━━ THE INPUT
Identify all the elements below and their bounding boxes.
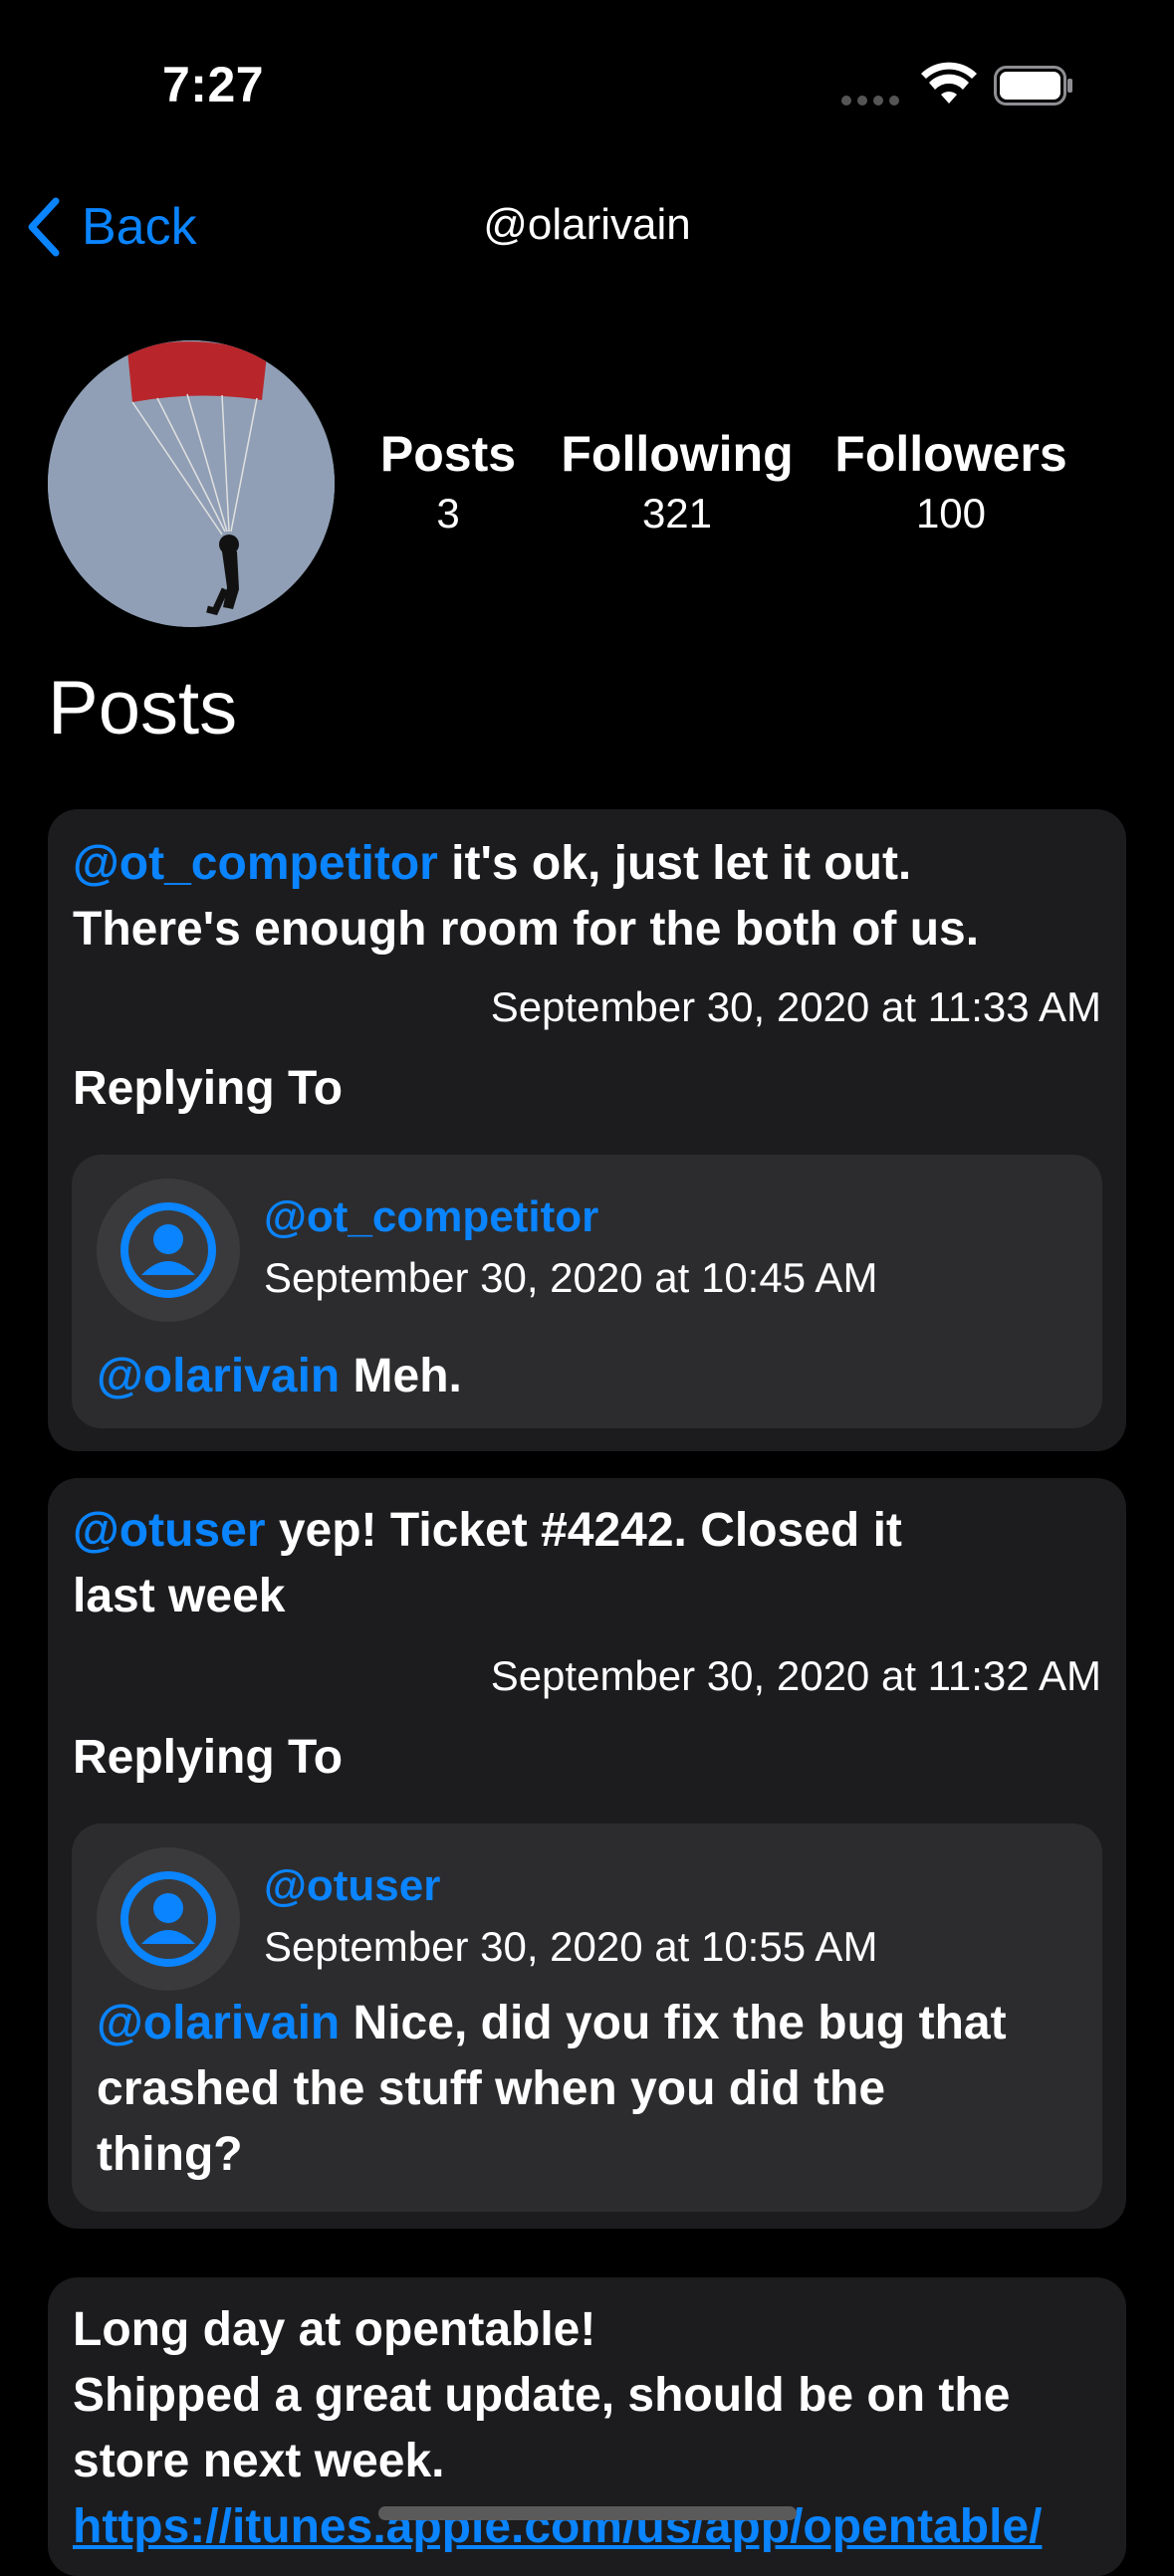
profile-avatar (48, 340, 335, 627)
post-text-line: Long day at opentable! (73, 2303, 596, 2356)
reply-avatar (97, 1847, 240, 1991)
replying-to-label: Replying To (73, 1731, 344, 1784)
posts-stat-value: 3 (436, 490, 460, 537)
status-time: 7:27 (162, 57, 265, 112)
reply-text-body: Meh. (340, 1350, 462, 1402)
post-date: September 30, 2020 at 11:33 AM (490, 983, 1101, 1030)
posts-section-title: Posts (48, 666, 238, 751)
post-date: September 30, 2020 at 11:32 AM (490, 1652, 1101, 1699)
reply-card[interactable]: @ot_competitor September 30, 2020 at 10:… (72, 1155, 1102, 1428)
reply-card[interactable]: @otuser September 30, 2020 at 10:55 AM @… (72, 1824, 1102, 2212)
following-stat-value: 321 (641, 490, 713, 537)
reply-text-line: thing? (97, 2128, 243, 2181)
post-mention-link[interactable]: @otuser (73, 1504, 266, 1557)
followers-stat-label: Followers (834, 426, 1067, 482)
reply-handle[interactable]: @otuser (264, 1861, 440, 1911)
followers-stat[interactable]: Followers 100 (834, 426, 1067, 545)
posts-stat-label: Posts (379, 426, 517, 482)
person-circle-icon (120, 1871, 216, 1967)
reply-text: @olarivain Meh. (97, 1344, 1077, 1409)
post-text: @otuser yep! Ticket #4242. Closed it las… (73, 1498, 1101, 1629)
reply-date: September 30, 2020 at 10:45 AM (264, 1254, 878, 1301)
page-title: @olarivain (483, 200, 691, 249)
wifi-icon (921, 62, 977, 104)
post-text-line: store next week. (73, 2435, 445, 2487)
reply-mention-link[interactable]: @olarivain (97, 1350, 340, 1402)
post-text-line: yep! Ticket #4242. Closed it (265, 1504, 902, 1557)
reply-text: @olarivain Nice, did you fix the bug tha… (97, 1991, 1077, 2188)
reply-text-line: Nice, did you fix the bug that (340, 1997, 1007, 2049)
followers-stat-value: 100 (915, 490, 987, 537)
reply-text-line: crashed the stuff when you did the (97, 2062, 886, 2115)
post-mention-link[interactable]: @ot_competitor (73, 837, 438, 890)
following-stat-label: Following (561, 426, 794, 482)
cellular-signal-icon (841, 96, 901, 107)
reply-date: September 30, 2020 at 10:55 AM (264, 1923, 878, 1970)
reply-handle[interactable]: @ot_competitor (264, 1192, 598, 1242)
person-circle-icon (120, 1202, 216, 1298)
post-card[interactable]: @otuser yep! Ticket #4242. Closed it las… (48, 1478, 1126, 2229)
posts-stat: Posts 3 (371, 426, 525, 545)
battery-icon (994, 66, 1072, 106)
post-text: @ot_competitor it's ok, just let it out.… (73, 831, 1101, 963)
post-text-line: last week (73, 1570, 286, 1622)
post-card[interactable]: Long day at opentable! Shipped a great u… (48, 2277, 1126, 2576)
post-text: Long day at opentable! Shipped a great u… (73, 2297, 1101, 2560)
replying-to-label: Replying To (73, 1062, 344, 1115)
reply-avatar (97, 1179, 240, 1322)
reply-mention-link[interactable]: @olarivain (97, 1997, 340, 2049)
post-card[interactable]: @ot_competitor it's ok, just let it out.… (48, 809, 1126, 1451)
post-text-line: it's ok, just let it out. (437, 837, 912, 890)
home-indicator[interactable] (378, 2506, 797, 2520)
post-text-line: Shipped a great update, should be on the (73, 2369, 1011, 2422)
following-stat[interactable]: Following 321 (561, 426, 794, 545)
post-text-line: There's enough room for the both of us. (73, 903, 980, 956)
━━━━
━━ THE INPUT
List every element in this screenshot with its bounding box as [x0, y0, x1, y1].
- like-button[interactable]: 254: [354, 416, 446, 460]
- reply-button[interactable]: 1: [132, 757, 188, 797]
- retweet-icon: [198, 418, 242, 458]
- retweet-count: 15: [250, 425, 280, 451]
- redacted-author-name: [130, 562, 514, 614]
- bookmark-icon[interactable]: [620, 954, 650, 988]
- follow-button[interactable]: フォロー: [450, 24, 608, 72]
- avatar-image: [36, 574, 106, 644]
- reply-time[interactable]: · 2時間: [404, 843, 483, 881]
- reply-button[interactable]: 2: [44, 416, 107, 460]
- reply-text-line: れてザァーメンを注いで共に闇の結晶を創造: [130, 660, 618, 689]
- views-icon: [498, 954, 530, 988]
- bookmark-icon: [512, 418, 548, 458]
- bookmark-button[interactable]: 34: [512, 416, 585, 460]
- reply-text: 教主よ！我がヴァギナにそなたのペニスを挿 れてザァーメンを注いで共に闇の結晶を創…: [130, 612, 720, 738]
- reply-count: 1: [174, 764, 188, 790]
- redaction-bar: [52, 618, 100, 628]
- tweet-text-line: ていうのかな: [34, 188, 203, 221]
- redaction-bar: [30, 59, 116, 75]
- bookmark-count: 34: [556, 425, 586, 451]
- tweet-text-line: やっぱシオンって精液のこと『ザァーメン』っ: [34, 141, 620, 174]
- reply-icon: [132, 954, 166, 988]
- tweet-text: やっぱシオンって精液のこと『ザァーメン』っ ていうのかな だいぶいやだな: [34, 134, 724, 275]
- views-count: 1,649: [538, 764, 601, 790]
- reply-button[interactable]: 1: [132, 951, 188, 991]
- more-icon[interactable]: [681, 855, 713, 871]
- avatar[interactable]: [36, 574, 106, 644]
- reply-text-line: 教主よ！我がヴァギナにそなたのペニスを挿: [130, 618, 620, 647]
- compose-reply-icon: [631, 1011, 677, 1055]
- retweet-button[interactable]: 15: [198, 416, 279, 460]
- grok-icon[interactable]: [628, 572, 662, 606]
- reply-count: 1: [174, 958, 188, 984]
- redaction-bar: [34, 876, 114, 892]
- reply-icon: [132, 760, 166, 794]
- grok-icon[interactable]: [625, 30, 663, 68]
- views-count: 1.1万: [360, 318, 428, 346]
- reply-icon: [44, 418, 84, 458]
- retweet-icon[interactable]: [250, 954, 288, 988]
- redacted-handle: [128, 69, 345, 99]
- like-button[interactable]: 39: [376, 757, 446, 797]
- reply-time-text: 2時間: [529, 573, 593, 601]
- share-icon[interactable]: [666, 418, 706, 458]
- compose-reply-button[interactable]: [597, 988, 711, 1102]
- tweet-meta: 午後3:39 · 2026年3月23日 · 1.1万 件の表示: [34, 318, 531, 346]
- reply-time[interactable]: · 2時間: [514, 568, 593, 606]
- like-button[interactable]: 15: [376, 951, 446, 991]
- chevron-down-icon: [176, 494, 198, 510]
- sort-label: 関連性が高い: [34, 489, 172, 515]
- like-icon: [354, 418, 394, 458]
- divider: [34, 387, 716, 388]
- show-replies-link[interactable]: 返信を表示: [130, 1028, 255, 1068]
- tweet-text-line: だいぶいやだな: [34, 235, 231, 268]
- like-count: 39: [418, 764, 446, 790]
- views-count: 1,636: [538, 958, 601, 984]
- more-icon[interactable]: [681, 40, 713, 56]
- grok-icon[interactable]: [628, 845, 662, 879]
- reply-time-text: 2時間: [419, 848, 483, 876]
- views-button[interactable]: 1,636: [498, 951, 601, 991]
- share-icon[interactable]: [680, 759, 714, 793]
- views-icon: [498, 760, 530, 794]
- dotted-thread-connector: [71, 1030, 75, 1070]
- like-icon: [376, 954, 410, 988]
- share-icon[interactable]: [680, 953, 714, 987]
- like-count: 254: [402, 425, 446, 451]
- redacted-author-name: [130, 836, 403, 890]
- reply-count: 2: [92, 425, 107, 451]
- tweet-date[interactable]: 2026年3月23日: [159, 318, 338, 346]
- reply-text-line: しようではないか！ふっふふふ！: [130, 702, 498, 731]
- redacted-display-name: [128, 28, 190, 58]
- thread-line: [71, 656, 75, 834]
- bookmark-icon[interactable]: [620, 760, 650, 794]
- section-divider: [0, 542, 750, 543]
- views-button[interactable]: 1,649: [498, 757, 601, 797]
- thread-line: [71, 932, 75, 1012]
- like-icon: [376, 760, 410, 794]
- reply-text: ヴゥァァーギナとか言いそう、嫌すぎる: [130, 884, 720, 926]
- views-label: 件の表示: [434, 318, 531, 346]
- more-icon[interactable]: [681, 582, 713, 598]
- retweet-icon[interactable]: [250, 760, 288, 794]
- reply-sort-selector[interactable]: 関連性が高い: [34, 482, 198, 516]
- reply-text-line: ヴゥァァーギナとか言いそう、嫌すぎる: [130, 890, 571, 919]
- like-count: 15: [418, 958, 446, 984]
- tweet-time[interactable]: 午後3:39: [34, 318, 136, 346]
━━━━
Return the lines from the one containing "profile-avatar (48, 340, 335, 627)" through the one containing "person-circle-icon (120, 1871, 216, 1967)", inclusive, copied without any changes.

profile-avatar (48, 340, 335, 627)
post-text-line: Long day at opentable! (73, 2303, 596, 2356)
reply-avatar (97, 1847, 240, 1991)
replying-to-label: Replying To (73, 1731, 344, 1784)
posts-stat-value: 3 (436, 490, 460, 537)
status-time: 7:27 (162, 57, 265, 112)
reply-text-body: Meh. (340, 1350, 462, 1402)
post-date: September 30, 2020 at 11:33 AM (490, 983, 1101, 1030)
posts-section-title: Posts (48, 666, 238, 751)
post-date: September 30, 2020 at 11:32 AM (490, 1652, 1101, 1699)
reply-card[interactable]: @ot_competitor September 30, 2020 at 10:… (72, 1155, 1102, 1428)
reply-card[interactable]: @otuser September 30, 2020 at 10:55 AM @… (72, 1824, 1102, 2212)
following-stat-value: 321 (641, 490, 713, 537)
reply-text-line: thing? (97, 2128, 243, 2181)
post-mention-link[interactable]: @otuser (73, 1504, 266, 1557)
followers-stat-label: Followers (834, 426, 1067, 482)
reply-handle[interactable]: @otuser (264, 1861, 440, 1911)
followers-stat[interactable]: Followers 100 (834, 426, 1067, 545)
posts-stat-label: Posts (379, 426, 517, 482)
person-circle-icon (120, 1871, 216, 1967)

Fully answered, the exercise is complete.